■ TASK STATEMENT: Report every line from the material that contains the word "houses".

■ Stored data:
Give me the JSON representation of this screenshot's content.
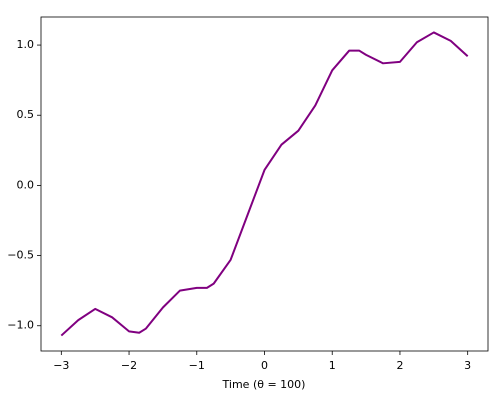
{
  "chart_data": {
    "type": "line",
    "x_label": "Time (θ = 100)",
    "x": [
      -3,
      -2.75,
      -2.5,
      -2.25,
      -2,
      -1.85,
      -1.75,
      -1.5,
      -1.25,
      -1,
      -0.85,
      -0.75,
      -0.5,
      -0.25,
      0,
      0.25,
      0.5,
      0.75,
      1,
      1.25,
      1.4,
      1.5,
      1.75,
      2,
      2.25,
      2.5,
      2.75,
      3
    ],
    "series": [
      {
        "color": "#800080",
        "values": [
          -1.07,
          -0.96,
          -0.88,
          -0.94,
          -1.04,
          -1.05,
          -1.02,
          -0.87,
          -0.75,
          -0.73,
          -0.73,
          -0.7,
          -0.53,
          -0.21,
          0.11,
          0.29,
          0.39,
          0.57,
          0.82,
          0.96,
          0.96,
          0.93,
          0.87,
          0.88,
          1.02,
          1.09,
          1.03,
          0.92
        ]
      }
    ],
    "xlim": [
      -3.3,
      3.3
    ],
    "ylim": [
      -1.18,
      1.2
    ],
    "xticks": [
      {
        "value": -3,
        "label": "−3"
      },
      {
        "value": -2,
        "label": "−2"
      },
      {
        "value": -1,
        "label": "−1"
      },
      0,
      1,
      2,
      3
    ],
    "yticks": [
      {
        "value": -1,
        "label": "−1.0"
      },
      {
        "value": -0.5,
        "label": "−0.5"
      },
      {
        "value": 0,
        "label": "0.0"
      },
      0.5,
      {
        "value": 1,
        "label": "1.0"
      }
    ]
  }
}
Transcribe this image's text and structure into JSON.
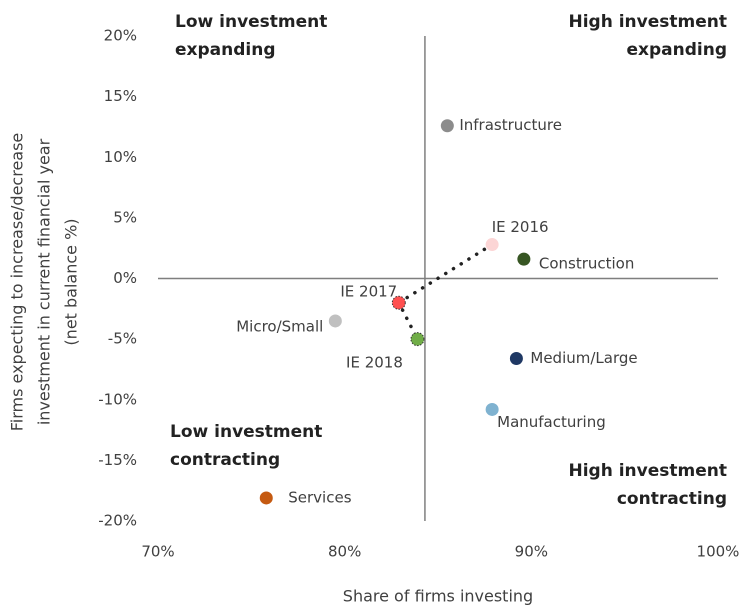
{
  "chart_data": {
    "type": "scatter",
    "x_label": "Share of firms investing",
    "y_label": [
      "Firms expecting to increase/decrease",
      "investment in current financial year",
      "(net balance %)"
    ],
    "xlim": [
      70,
      100
    ],
    "ylim": [
      -20,
      20
    ],
    "xticks": [
      {
        "value": 70,
        "label": "70%"
      },
      {
        "value": 80,
        "label": "80%"
      },
      {
        "value": 90,
        "label": "90%"
      },
      {
        "value": 100,
        "label": "100%"
      }
    ],
    "yticks": [
      {
        "value": 20,
        "label": "20%"
      },
      {
        "value": 15,
        "label": "15%"
      },
      {
        "value": 10,
        "label": "10%"
      },
      {
        "value": 5,
        "label": "5%"
      },
      {
        "value": 0,
        "label": "0%"
      },
      {
        "value": -5,
        "label": "-5%"
      },
      {
        "value": -10,
        "label": "-10%"
      },
      {
        "value": -15,
        "label": "-15%"
      },
      {
        "value": -20,
        "label": "-20%"
      }
    ],
    "y_axis_at": 84.3,
    "x_axis_at": 0,
    "points": [
      {
        "label": "Infrastructure",
        "x": 85.5,
        "y": 12.6,
        "color": "#8c8c8c"
      },
      {
        "label": "IE 2016",
        "x": 87.9,
        "y": 2.8,
        "color": "#fcd5d5"
      },
      {
        "label": "Construction",
        "x": 89.6,
        "y": 1.6,
        "color": "#375623"
      },
      {
        "label": "IE 2017",
        "x": 82.9,
        "y": -2,
        "color": "#ff5050"
      },
      {
        "label": "Micro/Small",
        "x": 79.5,
        "y": -3.5,
        "color": "#c0c0c0"
      },
      {
        "label": "IE 2018",
        "x": 83.9,
        "y": -5,
        "color": "#70ad47"
      },
      {
        "label": "Medium/Large",
        "x": 89.2,
        "y": -6.6,
        "color": "#1f3864"
      },
      {
        "label": "Manufacturing",
        "x": 87.9,
        "y": -10.8,
        "color": "#7fb2d0"
      },
      {
        "label": "Services",
        "x": 75.8,
        "y": -18.1,
        "color": "#c55a11"
      }
    ],
    "trail": [
      1,
      3,
      5
    ],
    "annotations": [
      {
        "lines": [
          "Low investment",
          "expanding"
        ]
      },
      {
        "lines": [
          "High investment",
          "expanding"
        ]
      },
      {
        "lines": [
          "Low investment",
          "contracting"
        ]
      },
      {
        "lines": [
          "High investment",
          "contracting"
        ]
      }
    ]
  }
}
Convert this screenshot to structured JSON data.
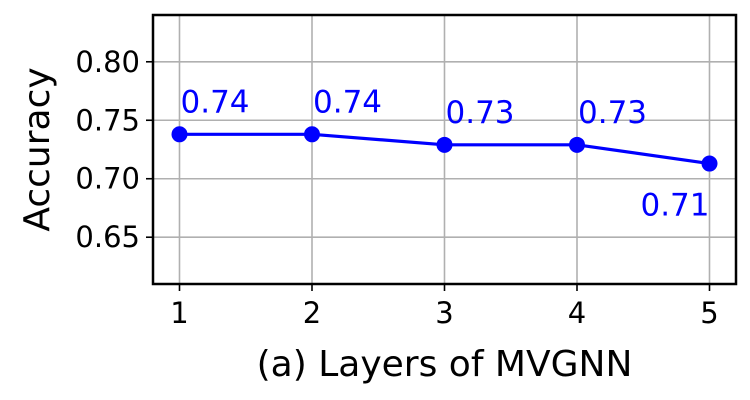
{
  "chart_data": {
    "type": "line",
    "x": [
      1,
      2,
      3,
      4,
      5
    ],
    "series": [
      {
        "values": [
          0.738,
          0.738,
          0.729,
          0.729,
          0.713
        ],
        "data_labels": [
          "0.74",
          "0.74",
          "0.73",
          "0.73",
          "0.71"
        ],
        "color": "#0000ff",
        "marker": "circle"
      }
    ],
    "xlabel": "(a) Layers of MVGNN",
    "ylabel": "Accuracy",
    "xlim": [
      0.8,
      5.2
    ],
    "ylim": [
      0.61,
      0.84
    ],
    "xticks": [
      1,
      2,
      3,
      4,
      5
    ],
    "xtick_labels": [
      "1",
      "2",
      "3",
      "4",
      "5"
    ],
    "yticks": [
      0.65,
      0.7,
      0.75,
      0.8
    ],
    "ytick_labels": [
      "0.65",
      "0.70",
      "0.75",
      "0.80"
    ],
    "grid": true,
    "legend": false
  }
}
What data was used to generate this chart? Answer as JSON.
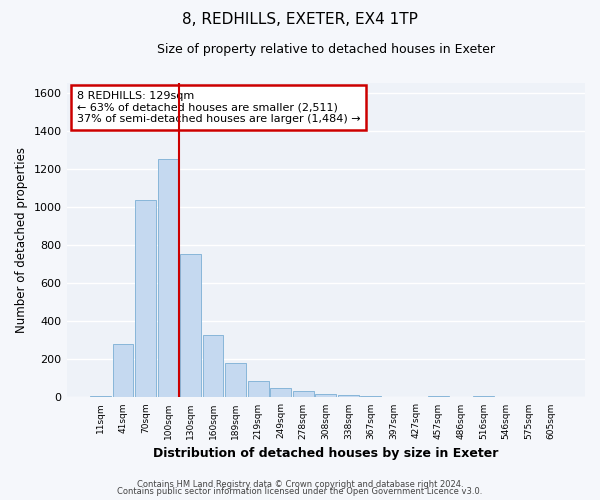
{
  "title": "8, REDHILLS, EXETER, EX4 1TP",
  "subtitle": "Size of property relative to detached houses in Exeter",
  "xlabel": "Distribution of detached houses by size in Exeter",
  "ylabel": "Number of detached properties",
  "bar_labels": [
    "11sqm",
    "41sqm",
    "70sqm",
    "100sqm",
    "130sqm",
    "160sqm",
    "189sqm",
    "219sqm",
    "249sqm",
    "278sqm",
    "308sqm",
    "338sqm",
    "367sqm",
    "397sqm",
    "427sqm",
    "457sqm",
    "486sqm",
    "516sqm",
    "546sqm",
    "575sqm",
    "605sqm"
  ],
  "bar_values": [
    10,
    280,
    1035,
    1250,
    755,
    330,
    180,
    85,
    50,
    35,
    20,
    15,
    10,
    0,
    0,
    10,
    0,
    10,
    0,
    0,
    0
  ],
  "bar_color": "#c5d9f0",
  "bar_edge_color": "#7bafd4",
  "plot_bg_color": "#eef2f8",
  "fig_bg_color": "#f5f7fb",
  "grid_color": "#ffffff",
  "ylim": [
    0,
    1650
  ],
  "yticks": [
    0,
    200,
    400,
    600,
    800,
    1000,
    1200,
    1400,
    1600
  ],
  "property_line_color": "#cc0000",
  "annotation_title": "8 REDHILLS: 129sqm",
  "annotation_line1": "← 63% of detached houses are smaller (2,511)",
  "annotation_line2": "37% of semi-detached houses are larger (1,484) →",
  "annotation_box_facecolor": "#ffffff",
  "annotation_box_edgecolor": "#cc0000",
  "footer1": "Contains HM Land Registry data © Crown copyright and database right 2024.",
  "footer2": "Contains public sector information licensed under the Open Government Licence v3.0."
}
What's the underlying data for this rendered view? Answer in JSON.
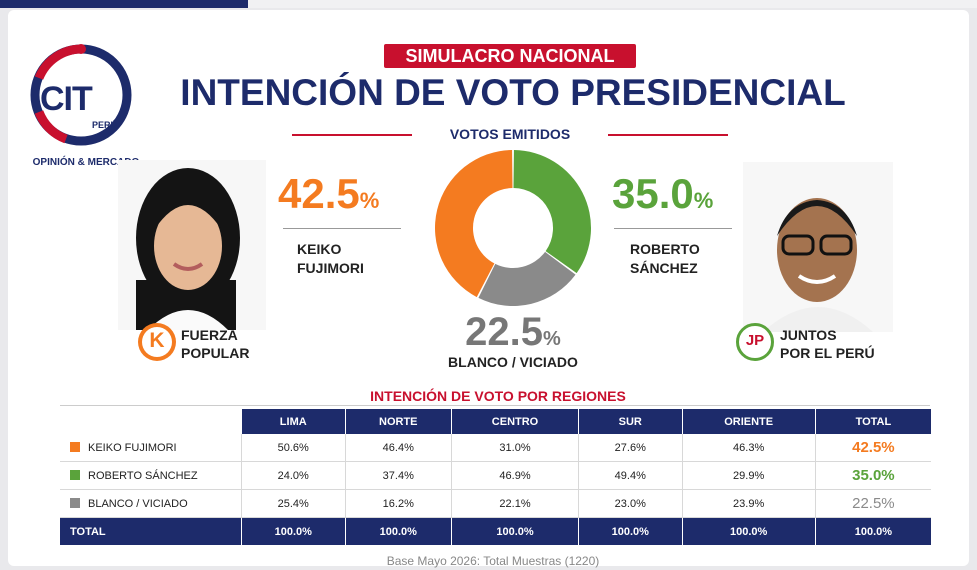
{
  "header": {
    "logo_text": "CIT",
    "logo_country": "PERÚ",
    "logo_subtitle": "OPINIÓN & MERCADO",
    "badge": "SIMULACRO NACIONAL",
    "title": "INTENCIÓN DE VOTO PRESIDENCIAL",
    "subtitle": "VOTOS EMITIDOS"
  },
  "candidates": {
    "keiko": {
      "pct": "42.5",
      "pct_sign": "%",
      "name_line1": "KEIKO",
      "name_line2": "FUJIMORI",
      "party_line1": "FUERZA",
      "party_line2": "POPULAR",
      "party_logo_letter": "K"
    },
    "roberto": {
      "pct": "35.0",
      "pct_sign": "%",
      "name_line1": "ROBERTO",
      "name_line2": "SÁNCHEZ",
      "party_line1": "JUNTOS",
      "party_line2": "POR EL PERÚ",
      "party_logo_letter": "JP"
    },
    "blanco": {
      "pct": "22.5",
      "pct_sign": "%",
      "label": "BLANCO / VICIADO"
    }
  },
  "colors": {
    "keiko": "#f47b20",
    "roberto": "#5aa33b",
    "blanco": "#8a8a8a",
    "navy": "#1d2b6b",
    "red": "#c8102e"
  },
  "chart_data": [
    {
      "type": "pie",
      "title": "VOTOS EMITIDOS",
      "categories": [
        "KEIKO FUJIMORI",
        "ROBERTO SÁNCHEZ",
        "BLANCO / VICIADO"
      ],
      "values": [
        42.5,
        35.0,
        22.5
      ]
    },
    {
      "type": "table",
      "title": "INTENCIÓN DE VOTO POR REGIONES",
      "columns": [
        "LIMA",
        "NORTE",
        "CENTRO",
        "SUR",
        "ORIENTE",
        "TOTAL"
      ],
      "rows": [
        {
          "label": "KEIKO FUJIMORI",
          "values": [
            "50.6%",
            "46.4%",
            "31.0%",
            "27.6%",
            "46.3%",
            "42.5%"
          ]
        },
        {
          "label": "ROBERTO SÁNCHEZ",
          "values": [
            "24.0%",
            "37.4%",
            "46.9%",
            "49.4%",
            "29.9%",
            "35.0%"
          ]
        },
        {
          "label": "BLANCO / VICIADO",
          "values": [
            "25.4%",
            "16.2%",
            "22.1%",
            "23.0%",
            "23.9%",
            "22.5%"
          ]
        },
        {
          "label": "TOTAL",
          "values": [
            "100.0%",
            "100.0%",
            "100.0%",
            "100.0%",
            "100.0%",
            "100.0%"
          ]
        }
      ]
    }
  ],
  "footer": "Base Mayo 2026: Total Muestras (1220)"
}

■ RESPONSE TO THE EXERCISE:
  "subtitle": "Size of property relative to detached houses in Exeter",
  "xlabel": "Distribution of detached houses by size in Exeter",
  "annotation_line1": "← 63% of detached houses are smaller (2,511)",
  "annotation_line2": "37% of semi-detached houses are larger (1,484) →",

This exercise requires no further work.